Entries supplied —
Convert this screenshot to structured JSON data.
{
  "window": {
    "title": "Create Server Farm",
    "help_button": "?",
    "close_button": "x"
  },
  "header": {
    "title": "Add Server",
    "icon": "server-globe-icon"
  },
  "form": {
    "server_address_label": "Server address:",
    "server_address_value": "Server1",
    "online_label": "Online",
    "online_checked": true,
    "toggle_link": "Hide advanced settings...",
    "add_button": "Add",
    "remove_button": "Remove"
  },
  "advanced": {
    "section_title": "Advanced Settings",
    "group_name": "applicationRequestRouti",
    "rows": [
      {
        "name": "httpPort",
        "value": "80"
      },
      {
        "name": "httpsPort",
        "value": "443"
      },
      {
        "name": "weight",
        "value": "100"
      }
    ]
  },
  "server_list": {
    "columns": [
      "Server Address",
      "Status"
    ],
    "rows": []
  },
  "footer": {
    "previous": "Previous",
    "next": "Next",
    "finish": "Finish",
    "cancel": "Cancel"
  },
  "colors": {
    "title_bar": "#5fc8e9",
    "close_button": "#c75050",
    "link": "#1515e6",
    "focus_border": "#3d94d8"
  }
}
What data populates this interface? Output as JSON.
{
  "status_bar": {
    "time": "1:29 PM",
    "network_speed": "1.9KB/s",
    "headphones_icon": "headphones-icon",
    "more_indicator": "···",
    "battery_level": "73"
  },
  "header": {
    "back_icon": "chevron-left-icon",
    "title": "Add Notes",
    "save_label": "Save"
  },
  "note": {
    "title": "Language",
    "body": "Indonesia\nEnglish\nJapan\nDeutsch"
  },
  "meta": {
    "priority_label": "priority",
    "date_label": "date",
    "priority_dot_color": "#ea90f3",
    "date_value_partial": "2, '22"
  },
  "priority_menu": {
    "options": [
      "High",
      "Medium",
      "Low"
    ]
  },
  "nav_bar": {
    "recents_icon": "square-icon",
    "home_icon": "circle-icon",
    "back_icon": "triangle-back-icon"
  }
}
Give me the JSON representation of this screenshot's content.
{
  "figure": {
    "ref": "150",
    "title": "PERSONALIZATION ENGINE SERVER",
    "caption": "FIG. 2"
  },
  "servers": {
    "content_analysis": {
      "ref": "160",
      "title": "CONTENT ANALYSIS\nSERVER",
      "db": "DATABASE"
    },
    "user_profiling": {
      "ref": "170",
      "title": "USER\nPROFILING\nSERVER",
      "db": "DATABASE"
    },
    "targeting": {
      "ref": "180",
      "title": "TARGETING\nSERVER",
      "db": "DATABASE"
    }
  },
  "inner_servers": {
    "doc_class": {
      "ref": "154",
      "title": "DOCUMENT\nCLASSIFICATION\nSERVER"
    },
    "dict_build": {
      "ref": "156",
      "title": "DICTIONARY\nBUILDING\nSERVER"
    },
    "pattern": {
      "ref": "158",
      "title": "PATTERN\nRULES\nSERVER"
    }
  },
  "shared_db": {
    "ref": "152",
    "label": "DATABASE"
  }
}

Written task — Only lines with the word "icon" are wanted, so copy each one from the records.

Solution to the problem —
    "icon": "server-globe-icon"
    "headphones_icon": "headphones-icon",
    "back_icon": "chevron-left-icon",
    "recents_icon": "square-icon",
    "home_icon": "circle-icon",
    "back_icon": "triangle-back-icon"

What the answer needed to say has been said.